▶ [Written instruction] Continue the article about grilled cheese and its history with soup, picking up right after its final sentence.

▶ [Source excerpt]

*****

Improvisation can give grilled cheese new life

When a recipe is as simple as grilled cheese, the temptation is to improvise.

About 75 years ago, someone got the bright idea of serving soup and a sandwich together and calling it a meal. The Campbell Soup Co. had nothing to do with it, but they knew a good thing when they saw it and ran ads with pictures of rosy-cheeked children coming home after an afternoon of snowball fights to find a bowl of tomato soup and a grilled cheese sandwich waiting for them on the kitchen counter.


"It was a natural inclination to pair them together," says John Faulkner, the director of brand communications at Campbell.

Although it might have seemed like a culinary revelation at the time, soups and sandwiches had been around for years. In the Middle Ages, people ate what were called "sops," which consisted of pieces of bread soaked in broth. Even earlier, before there was bread, grains were cooked in various concoctions to make soups.

The breakthrough in sandwiches came in 1762 when John Montagu, the Earl of Sandwich, was so engrossed in his card game that he refused to take a food break. When he asked for something to eat, a quick-thinking cook slapped a couple of pieces of cold beef between two slices of toast and handed it to Montagu. With a sandwich in one hand and cards in the other, the Earl of Sandwich carried on with his game.

*****

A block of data
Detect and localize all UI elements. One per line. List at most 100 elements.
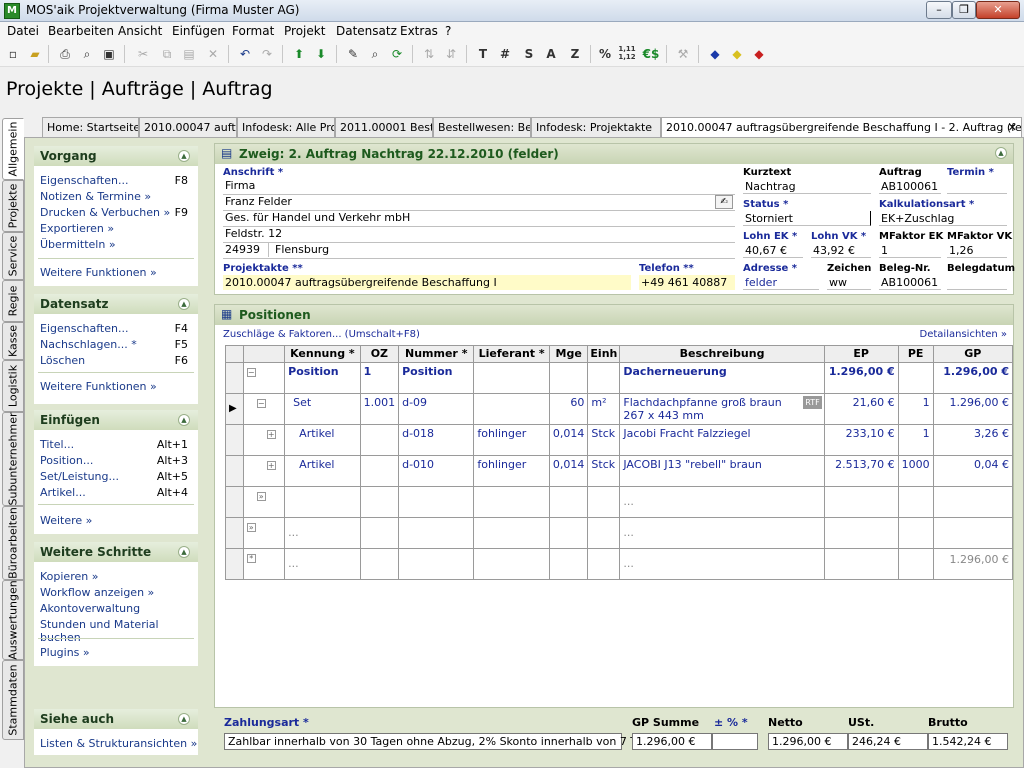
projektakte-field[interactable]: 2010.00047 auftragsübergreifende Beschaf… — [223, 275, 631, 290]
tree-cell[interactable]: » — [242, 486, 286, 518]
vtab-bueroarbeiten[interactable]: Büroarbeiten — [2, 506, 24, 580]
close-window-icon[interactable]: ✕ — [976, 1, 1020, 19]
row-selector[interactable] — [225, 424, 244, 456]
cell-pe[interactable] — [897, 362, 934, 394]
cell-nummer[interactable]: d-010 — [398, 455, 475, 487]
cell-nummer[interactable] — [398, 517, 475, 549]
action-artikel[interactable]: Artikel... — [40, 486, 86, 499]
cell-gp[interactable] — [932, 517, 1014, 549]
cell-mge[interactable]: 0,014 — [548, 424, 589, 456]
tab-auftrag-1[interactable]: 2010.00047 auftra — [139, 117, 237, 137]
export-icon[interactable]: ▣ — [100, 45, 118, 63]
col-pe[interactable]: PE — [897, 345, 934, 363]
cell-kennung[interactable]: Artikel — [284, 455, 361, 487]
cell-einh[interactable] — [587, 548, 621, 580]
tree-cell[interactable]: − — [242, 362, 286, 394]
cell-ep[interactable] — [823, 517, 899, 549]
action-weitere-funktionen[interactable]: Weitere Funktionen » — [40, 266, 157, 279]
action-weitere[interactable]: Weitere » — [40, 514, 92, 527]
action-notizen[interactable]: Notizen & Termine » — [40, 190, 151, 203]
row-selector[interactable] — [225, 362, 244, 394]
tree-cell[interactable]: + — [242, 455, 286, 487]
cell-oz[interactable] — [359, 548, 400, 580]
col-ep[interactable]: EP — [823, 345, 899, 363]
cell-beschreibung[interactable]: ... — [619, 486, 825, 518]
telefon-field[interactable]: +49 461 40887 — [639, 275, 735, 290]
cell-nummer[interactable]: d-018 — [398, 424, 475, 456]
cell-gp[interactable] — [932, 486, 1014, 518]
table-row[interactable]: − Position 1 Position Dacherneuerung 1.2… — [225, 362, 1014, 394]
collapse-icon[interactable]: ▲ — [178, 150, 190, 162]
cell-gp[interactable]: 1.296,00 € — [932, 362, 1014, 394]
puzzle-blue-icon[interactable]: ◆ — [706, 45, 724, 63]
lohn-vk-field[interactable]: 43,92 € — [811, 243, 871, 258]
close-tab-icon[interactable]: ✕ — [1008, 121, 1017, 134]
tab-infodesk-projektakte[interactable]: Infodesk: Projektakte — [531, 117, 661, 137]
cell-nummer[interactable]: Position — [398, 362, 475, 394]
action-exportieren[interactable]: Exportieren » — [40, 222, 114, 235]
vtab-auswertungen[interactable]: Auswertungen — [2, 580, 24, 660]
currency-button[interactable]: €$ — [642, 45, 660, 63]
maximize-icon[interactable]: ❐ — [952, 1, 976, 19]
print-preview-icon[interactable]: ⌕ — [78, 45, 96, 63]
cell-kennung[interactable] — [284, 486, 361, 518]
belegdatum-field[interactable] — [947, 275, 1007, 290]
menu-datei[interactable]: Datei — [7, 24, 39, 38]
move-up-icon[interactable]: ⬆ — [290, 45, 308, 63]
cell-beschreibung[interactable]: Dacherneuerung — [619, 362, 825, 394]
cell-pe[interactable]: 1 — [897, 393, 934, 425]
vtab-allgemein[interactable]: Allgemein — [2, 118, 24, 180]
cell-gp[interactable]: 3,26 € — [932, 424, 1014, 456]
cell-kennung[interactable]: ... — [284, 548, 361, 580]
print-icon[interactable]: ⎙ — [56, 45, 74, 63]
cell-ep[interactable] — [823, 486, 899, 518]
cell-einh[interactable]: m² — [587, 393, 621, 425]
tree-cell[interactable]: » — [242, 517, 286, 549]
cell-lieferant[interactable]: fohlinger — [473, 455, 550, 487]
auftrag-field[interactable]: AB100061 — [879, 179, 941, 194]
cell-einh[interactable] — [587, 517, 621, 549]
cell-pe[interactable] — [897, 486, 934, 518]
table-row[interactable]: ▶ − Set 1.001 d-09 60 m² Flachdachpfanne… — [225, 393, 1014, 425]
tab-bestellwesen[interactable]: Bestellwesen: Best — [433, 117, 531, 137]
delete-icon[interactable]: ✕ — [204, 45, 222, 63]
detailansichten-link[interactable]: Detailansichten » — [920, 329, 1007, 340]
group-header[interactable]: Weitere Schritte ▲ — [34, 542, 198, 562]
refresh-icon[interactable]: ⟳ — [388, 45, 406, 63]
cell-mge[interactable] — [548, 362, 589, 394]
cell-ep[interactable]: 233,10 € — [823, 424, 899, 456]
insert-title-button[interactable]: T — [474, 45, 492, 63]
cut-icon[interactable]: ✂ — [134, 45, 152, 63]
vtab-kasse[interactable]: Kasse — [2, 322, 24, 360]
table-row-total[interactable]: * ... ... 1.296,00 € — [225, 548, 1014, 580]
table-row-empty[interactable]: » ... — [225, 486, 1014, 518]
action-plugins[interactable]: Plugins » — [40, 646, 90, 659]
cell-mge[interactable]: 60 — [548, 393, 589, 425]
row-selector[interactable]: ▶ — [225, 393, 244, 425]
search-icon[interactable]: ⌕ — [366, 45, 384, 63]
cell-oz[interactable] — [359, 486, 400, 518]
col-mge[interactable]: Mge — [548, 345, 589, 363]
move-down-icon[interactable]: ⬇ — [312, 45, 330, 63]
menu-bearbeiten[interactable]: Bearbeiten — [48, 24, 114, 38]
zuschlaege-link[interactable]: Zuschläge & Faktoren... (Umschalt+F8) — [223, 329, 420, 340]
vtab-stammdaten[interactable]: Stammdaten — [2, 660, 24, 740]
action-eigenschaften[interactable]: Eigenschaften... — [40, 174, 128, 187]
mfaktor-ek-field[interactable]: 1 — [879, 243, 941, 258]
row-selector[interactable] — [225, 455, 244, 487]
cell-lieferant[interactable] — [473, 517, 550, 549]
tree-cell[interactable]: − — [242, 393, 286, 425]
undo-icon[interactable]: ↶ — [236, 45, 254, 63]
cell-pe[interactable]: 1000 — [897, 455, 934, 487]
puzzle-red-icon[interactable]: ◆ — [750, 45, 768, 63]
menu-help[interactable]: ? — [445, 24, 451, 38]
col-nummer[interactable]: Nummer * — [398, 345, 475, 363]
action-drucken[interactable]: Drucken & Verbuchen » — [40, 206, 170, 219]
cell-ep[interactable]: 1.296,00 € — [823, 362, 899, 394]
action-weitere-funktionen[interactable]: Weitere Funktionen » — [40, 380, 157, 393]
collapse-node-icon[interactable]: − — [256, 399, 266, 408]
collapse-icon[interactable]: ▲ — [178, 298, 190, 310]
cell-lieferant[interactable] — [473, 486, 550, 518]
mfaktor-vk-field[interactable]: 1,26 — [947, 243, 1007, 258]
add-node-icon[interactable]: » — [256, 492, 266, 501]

*****

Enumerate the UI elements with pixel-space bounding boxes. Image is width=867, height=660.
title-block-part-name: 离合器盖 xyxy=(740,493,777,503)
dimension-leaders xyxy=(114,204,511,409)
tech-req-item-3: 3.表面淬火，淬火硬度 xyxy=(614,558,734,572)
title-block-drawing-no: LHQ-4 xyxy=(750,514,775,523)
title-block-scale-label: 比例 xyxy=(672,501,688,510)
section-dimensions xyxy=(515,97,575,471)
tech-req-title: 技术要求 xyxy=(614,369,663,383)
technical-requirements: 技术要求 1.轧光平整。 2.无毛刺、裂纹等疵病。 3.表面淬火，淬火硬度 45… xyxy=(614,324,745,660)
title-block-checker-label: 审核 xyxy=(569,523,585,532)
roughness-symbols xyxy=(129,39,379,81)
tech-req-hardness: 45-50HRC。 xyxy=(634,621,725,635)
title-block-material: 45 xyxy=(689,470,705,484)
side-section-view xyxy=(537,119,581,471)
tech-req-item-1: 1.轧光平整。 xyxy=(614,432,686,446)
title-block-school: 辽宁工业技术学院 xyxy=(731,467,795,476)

*****

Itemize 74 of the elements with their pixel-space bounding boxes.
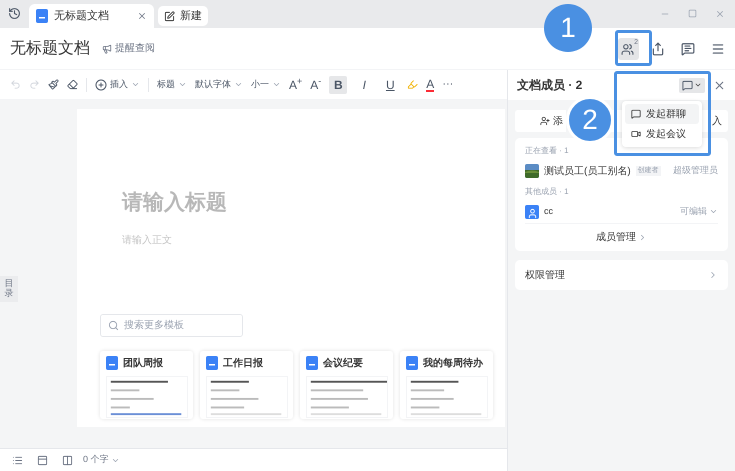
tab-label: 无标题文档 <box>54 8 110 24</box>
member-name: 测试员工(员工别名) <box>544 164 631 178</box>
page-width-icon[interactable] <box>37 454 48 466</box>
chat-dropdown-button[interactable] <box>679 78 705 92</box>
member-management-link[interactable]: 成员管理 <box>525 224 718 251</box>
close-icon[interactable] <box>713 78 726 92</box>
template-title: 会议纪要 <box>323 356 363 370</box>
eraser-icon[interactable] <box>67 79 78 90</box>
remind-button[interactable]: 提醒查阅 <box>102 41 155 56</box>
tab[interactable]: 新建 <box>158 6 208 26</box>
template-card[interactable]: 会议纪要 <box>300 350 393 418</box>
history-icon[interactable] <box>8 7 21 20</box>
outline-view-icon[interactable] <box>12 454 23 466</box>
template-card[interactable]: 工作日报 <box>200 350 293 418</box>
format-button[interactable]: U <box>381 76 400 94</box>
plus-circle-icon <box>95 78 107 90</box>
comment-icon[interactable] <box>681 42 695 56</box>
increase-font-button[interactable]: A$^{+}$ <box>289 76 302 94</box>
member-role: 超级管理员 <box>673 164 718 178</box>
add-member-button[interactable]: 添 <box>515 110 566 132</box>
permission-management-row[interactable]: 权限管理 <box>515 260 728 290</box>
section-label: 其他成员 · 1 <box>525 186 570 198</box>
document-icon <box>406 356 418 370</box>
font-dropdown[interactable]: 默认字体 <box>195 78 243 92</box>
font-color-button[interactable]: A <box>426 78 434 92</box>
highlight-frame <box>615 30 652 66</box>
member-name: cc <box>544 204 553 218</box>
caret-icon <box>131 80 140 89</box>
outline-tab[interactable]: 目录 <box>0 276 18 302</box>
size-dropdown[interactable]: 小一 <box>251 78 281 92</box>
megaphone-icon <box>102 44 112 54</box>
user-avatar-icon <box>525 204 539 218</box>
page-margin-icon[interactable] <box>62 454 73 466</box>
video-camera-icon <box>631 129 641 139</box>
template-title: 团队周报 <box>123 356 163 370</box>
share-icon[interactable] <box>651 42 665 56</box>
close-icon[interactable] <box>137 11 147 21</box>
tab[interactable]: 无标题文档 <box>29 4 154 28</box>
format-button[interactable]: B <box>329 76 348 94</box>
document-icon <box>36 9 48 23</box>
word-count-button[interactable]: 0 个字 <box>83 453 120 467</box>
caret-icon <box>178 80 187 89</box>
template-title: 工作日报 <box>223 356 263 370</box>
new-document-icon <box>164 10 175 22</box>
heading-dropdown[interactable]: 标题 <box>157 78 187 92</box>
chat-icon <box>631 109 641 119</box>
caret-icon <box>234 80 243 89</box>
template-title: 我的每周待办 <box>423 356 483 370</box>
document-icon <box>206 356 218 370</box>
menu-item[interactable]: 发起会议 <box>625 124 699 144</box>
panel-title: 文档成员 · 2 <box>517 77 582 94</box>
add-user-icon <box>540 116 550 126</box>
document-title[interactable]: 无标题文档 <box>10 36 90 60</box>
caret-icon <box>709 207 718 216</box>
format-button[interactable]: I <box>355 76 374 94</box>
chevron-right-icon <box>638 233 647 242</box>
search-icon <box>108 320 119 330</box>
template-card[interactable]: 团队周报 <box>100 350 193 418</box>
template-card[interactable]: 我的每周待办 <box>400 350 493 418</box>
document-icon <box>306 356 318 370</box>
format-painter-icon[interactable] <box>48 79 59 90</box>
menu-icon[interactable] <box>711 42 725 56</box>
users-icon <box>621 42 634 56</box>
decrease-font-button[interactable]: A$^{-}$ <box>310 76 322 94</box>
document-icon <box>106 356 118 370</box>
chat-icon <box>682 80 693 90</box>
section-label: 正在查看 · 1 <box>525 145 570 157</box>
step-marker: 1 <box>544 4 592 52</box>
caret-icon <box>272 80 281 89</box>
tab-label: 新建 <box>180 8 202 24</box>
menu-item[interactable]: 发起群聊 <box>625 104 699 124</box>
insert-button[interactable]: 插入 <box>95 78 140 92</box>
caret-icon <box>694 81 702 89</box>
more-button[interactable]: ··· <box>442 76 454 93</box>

*****

▶ [Task output]
Not surprisingly, putting food between bread took off in hundreds of directions, not all of them with bread and not necessarily two slices (think open-face and double deckers). It was inevitable that some would be grilled, and in the 1920s, when processed cheese and sliced bread became affordable, grilled cheese sandwiches were the rage.When a recipe is as simple as grilled cheese, the temptation is to improvise. We couldn't resist but managed to limit our tweaking to minor additions. With sliced ham and roasted red pepper from a jar, we whipped together a grilled sandwich that makes a terrific lunch, with or without soup.


4 slices whole-grain bread

4 teaspoons softened butter, divided

4 thin slices (4 ounces) lean ham

1 roasted red pepper (from a jar), patted dry and thinly sliced

3 ounces Monterey Jack or cheddar cheese, sliced

Spread butter on bread. Divide ham, peppers and cheese between 2 slices bread.

Heat a large nonstick skillet over medium-low heat. Place sandwiches, buttered sides down, in skillet. Cook 5 minutes on each side or until golden brown. Serves 2.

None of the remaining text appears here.